> _Set task_: Where a line in the listing contains the string "Seed", copy that line out.

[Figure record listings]
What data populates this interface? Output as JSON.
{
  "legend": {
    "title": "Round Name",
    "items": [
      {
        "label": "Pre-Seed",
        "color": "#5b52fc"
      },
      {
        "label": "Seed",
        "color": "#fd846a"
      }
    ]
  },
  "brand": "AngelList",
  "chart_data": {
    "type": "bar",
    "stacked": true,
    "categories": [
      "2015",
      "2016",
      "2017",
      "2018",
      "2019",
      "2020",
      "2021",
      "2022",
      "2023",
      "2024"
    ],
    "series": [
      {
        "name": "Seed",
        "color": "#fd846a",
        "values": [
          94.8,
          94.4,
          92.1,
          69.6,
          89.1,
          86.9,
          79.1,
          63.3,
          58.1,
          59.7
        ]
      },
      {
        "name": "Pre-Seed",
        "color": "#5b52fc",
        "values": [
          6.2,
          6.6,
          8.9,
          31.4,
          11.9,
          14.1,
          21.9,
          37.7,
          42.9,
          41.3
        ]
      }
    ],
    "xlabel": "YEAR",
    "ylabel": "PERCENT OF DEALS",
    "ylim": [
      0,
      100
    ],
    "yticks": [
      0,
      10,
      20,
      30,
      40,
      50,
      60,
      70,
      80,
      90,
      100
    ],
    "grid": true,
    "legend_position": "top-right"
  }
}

> _Final answer_:
        "label": "Pre-Seed",
        "label": "Seed",
        "name": "Seed",
        "name": "Pre-Seed",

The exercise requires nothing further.